- **OBJECTIVE**:
Please edit the rows from the start through the line containing "property-value[interactable]: 0.87 (708, 251, 864, 269)" by changing "row-gutter" to "row-margin" and leaving everything else unchanged. Return only those lines.
===== EXERCISE MATERIAL
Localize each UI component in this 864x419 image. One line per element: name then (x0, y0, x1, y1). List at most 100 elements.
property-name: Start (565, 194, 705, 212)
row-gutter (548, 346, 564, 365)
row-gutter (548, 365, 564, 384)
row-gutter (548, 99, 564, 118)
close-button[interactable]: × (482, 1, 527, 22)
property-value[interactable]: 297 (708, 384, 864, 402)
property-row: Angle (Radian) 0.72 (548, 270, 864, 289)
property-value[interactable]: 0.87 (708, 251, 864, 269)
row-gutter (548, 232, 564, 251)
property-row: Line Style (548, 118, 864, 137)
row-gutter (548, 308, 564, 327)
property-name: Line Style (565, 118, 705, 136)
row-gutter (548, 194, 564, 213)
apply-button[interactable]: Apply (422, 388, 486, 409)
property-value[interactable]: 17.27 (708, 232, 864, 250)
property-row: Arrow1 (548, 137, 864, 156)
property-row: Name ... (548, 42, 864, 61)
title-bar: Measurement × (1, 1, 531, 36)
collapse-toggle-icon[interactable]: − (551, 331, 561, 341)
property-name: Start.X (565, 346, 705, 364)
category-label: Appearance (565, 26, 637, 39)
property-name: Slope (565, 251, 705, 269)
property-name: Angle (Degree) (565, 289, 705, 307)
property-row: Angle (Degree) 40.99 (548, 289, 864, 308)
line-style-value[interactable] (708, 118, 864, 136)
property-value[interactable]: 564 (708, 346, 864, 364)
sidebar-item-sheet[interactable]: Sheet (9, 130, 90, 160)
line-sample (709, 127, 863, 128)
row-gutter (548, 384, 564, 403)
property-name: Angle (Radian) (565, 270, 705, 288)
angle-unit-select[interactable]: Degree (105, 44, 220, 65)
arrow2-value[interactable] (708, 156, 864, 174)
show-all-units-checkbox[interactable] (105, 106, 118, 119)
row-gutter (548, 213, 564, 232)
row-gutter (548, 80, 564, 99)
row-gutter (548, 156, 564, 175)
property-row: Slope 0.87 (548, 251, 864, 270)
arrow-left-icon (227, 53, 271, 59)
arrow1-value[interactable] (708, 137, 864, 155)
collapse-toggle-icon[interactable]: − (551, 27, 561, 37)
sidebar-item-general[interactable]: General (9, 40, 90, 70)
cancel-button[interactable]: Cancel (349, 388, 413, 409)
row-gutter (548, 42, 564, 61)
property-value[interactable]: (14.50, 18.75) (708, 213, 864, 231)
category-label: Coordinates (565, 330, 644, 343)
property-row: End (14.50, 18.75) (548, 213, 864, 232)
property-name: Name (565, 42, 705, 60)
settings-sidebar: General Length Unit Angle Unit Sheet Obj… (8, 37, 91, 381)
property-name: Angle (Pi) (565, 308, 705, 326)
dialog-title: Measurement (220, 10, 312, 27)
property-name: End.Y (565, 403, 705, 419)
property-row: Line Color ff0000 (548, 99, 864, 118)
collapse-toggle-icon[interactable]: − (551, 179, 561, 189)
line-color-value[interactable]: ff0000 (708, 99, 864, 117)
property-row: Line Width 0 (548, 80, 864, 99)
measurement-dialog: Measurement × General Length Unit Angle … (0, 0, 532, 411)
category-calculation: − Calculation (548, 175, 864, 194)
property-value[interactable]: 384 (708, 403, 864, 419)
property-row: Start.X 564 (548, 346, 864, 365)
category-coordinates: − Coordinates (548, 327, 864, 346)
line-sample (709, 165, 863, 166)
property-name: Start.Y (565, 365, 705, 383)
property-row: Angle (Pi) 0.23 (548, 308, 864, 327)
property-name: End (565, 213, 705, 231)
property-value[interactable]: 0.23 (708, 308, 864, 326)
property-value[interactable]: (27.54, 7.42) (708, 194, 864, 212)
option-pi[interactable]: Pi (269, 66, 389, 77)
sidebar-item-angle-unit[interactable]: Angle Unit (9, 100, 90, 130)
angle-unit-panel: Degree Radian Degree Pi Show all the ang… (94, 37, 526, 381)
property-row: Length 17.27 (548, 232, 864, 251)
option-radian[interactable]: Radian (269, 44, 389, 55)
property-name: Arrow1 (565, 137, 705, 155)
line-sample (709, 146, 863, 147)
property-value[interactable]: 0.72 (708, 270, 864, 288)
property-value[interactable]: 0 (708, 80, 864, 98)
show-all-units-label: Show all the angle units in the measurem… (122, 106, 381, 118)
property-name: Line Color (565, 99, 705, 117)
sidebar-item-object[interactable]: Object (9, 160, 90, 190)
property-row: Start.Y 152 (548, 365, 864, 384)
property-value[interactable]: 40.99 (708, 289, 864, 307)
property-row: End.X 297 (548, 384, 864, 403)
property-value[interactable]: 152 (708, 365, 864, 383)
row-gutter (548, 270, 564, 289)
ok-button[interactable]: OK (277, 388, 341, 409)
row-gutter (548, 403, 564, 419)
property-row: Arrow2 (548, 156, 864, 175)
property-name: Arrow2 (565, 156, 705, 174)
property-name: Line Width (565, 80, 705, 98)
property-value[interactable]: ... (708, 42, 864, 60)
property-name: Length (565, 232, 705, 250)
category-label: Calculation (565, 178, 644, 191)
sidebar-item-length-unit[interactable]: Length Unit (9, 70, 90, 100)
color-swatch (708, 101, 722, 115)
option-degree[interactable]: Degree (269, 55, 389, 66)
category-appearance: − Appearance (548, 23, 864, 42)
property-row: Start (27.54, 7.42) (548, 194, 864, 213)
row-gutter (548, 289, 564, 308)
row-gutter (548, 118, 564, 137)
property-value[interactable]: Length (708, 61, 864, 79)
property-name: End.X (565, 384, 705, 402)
==========
- **TASK RESULT**:
Localize each UI component in this 864x419 image. One line per element: name then (x0, y0, x1, y1). List at most 100 elements.
property-name: Start (565, 194, 705, 212)
row-margin (548, 346, 564, 365)
row-margin (548, 365, 564, 384)
row-margin (548, 99, 564, 118)
close-button[interactable]: × (482, 1, 527, 22)
property-value[interactable]: 297 (708, 384, 864, 402)
property-row: Angle (Radian) 0.72 (548, 270, 864, 289)
property-value[interactable]: 0.87 (708, 251, 864, 269)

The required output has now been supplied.